(Dataset items)
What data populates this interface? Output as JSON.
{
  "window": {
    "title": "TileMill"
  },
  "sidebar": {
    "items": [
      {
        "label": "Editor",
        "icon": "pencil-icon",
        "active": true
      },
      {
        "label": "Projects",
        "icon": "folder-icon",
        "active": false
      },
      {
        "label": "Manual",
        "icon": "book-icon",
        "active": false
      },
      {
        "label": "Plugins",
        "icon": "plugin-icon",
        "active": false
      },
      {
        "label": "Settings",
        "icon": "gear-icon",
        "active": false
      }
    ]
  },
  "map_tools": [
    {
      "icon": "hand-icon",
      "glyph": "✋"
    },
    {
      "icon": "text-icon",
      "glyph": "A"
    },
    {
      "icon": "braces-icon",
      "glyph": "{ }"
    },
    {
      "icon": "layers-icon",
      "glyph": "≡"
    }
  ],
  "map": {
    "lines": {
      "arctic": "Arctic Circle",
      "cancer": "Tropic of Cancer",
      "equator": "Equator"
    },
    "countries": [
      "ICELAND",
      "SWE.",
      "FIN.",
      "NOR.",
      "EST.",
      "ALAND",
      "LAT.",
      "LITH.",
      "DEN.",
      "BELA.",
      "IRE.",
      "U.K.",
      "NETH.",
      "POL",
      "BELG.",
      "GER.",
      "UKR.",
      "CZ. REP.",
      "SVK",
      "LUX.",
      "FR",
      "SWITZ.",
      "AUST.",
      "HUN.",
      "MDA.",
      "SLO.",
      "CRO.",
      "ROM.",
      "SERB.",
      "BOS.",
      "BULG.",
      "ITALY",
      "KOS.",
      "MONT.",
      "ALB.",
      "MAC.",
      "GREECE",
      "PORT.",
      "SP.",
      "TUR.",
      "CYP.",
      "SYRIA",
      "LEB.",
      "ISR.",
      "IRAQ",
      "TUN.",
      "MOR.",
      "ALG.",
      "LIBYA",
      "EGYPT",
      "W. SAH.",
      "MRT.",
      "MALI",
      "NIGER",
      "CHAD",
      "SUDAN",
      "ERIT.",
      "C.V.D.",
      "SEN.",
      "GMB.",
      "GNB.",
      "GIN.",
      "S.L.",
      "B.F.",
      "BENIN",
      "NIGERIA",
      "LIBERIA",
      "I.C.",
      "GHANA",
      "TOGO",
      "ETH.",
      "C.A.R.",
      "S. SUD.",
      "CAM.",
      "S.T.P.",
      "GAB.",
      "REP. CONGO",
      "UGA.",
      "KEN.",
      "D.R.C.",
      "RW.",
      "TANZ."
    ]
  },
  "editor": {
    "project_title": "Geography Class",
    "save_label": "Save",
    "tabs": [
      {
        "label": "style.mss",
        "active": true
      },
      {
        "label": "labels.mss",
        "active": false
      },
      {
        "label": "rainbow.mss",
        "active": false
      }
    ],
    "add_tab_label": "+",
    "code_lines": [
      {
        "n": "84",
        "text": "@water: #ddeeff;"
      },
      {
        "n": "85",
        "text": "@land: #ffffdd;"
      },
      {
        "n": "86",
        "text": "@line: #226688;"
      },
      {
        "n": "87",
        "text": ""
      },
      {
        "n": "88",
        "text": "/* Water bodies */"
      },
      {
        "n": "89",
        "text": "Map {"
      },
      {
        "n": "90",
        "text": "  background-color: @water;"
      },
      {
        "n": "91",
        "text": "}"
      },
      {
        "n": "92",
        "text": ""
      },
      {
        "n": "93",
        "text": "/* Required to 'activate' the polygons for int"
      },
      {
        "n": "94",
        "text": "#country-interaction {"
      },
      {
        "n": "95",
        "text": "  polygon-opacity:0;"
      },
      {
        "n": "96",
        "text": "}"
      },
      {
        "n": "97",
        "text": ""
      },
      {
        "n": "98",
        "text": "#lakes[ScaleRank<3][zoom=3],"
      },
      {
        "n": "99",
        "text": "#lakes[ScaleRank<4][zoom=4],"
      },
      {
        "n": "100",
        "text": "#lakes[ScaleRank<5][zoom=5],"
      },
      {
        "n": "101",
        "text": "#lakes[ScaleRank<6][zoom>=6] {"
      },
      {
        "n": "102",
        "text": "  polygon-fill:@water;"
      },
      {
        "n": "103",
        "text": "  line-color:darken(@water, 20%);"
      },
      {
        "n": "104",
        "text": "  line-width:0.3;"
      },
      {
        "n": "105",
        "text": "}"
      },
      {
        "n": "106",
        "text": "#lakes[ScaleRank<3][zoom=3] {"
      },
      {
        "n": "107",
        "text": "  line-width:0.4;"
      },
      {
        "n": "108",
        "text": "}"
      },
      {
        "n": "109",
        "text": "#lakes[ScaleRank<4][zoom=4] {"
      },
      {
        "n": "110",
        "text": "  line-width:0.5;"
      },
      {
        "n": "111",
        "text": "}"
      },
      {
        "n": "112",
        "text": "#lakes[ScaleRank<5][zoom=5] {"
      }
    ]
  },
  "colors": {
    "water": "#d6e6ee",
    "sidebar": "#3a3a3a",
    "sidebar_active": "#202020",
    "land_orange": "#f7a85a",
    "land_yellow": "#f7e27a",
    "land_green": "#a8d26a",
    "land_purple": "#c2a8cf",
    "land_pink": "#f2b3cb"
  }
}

GOAL →
Could you transcribe the records in full, exactly?

ANSWER →
What data populates this interface? Output as JSON.
{
  "window": {
    "title": "TileMill"
  },
  "sidebar": {
    "items": [
      {
        "label": "Editor",
        "icon": "pencil-icon",
        "active": true
      },
      {
        "label": "Projects",
        "icon": "folder-icon",
        "active": false
      },
      {
        "label": "Manual",
        "icon": "book-icon",
        "active": false
      },
      {
        "label": "Plugins",
        "icon": "plugin-icon",
        "active": false
      },
      {
        "label": "Settings",
        "icon": "gear-icon",
        "active": false
      }
    ]
  },
  "map_tools": [
    {
      "icon": "hand-icon",
      "glyph": "✋"
    },
    {
      "icon": "text-icon",
      "glyph": "A"
    },
    {
      "icon": "braces-icon",
      "glyph": "{ }"
    },
    {
      "icon": "layers-icon",
      "glyph": "≡"
    }
  ],
  "map": {
    "lines": {
      "arctic": "Arctic Circle",
      "cancer": "Tropic of Cancer",
      "equator": "Equator"
    },
    "countries": [
      "ICELAND",
      "SWE.",
      "FIN.",
      "NOR.",
      "EST.",
      "ALAND",
      "LAT.",
      "LITH.",
      "DEN.",
      "BELA.",
      "IRE.",
      "U.K.",
      "NETH.",
      "POL",
      "BELG.",
      "GER.",
      "UKR.",
      "CZ. REP.",
      "SVK",
      "LUX.",
      "FR",
      "SWITZ.",
      "AUST.",
      "HUN.",
      "MDA.",
      "SLO.",
      "CRO.",
      "ROM.",
      "SERB.",
      "BOS.",
      "BULG.",
      "ITALY",
      "KOS.",
      "MONT.",
      "ALB.",
      "MAC.",
      "GREECE",
      "PORT.",
      "SP.",
      "TUR.",
      "CYP.",
      "SYRIA",
      "LEB.",
      "ISR.",
      "IRAQ",
      "TUN.",
      "MOR.",
      "ALG.",
      "LIBYA",
      "EGYPT",
      "W. SAH.",
      "MRT.",
      "MALI",
      "NIGER",
      "CHAD",
      "SUDAN",
      "ERIT.",
      "C.V.D.",
      "SEN.",
      "GMB.",
      "GNB.",
      "GIN.",
      "S.L.",
      "B.F.",
      "BENIN",
      "NIGERIA",
      "LIBERIA",
      "I.C.",
      "GHANA",
      "TOGO",
      "ETH.",
      "C.A.R.",
      "S. SUD.",
      "CAM.",
      "S.T.P.",
      "GAB.",
      "REP. CONGO",
      "UGA.",
      "KEN.",
      "D.R.C.",
      "RW.",
      "TANZ."
    ]
  },
  "editor": {
    "project_title": "Geography Class",
    "save_label": "Save",
    "tabs": [
      {
        "label": "style.mss",
        "active": true
      },
      {
        "label": "labels.mss",
        "active": false
      },
      {
        "label": "rainbow.mss",
        "active": false
      }
    ],
    "add_tab_label": "+",
    "code_lines": [
      {
        "n": "84",
        "text": "@water: #ddeeff;"
      },
      {
        "n": "85",
        "text": "@land: #ffffdd;"
      },
      {
        "n": "86",
        "text": "@line: #226688;"
      },
      {
        "n": "87",
        "text": ""
      },
      {
        "n": "88",
        "text": "/* Water bodies */"
      },
      {
        "n": "89",
        "text": "Map {"
      },
      {
        "n": "90",
        "text": "  background-color: @water;"
      },
      {
        "n": "91",
        "text": "}"
      },
      {
        "n": "92",
        "text": ""
      },
      {
        "n": "93",
        "text": "/* Required to 'activate' the polygons for int"
      },
      {
        "n": "94",
        "text": "#country-interaction {"
      },
      {
        "n": "95",
        "text": "  polygon-opacity:0;"
      },
      {
        "n": "96",
        "text": "}"
      },
      {
        "n": "97",
        "text": ""
      },
      {
        "n": "98",
        "text": "#lakes[ScaleRank<3][zoom=3],"
      },
      {
        "n": "99",
        "text": "#lakes[ScaleRank<4][zoom=4],"
      },
      {
        "n": "100",
        "text": "#lakes[ScaleRank<5][zoom=5],"
      },
      {
        "n": "101",
        "text": "#lakes[ScaleRank<6][zoom>=6] {"
      },
      {
        "n": "102",
        "text": "  polygon-fill:@water;"
      },
      {
        "n": "103",
        "text": "  line-color:darken(@water, 20%);"
      },
      {
        "n": "104",
        "text": "  line-width:0.3;"
      },
      {
        "n": "105",
        "text": "}"
      },
      {
        "n": "106",
        "text": "#lakes[ScaleRank<3][zoom=3] {"
      },
      {
        "n": "107",
        "text": "  line-width:0.4;"
      },
      {
        "n": "108",
        "text": "}"
      },
      {
        "n": "109",
        "text": "#lakes[ScaleRank<4][zoom=4] {"
      },
      {
        "n": "110",
        "text": "  line-width:0.5;"
      },
      {
        "n": "111",
        "text": "}"
      },
      {
        "n": "112",
        "text": "#lakes[ScaleRank<5][zoom=5] {"
      }
    ]
  },
  "colors": {
    "water": "#d6e6ee",
    "sidebar": "#3a3a3a",
    "sidebar_active": "#202020",
    "land_orange": "#f7a85a",
    "land_yellow": "#f7e27a",
    "land_green": "#a8d26a",
    "land_purple": "#c2a8cf",
    "land_pink": "#f2b3cb"
  }
}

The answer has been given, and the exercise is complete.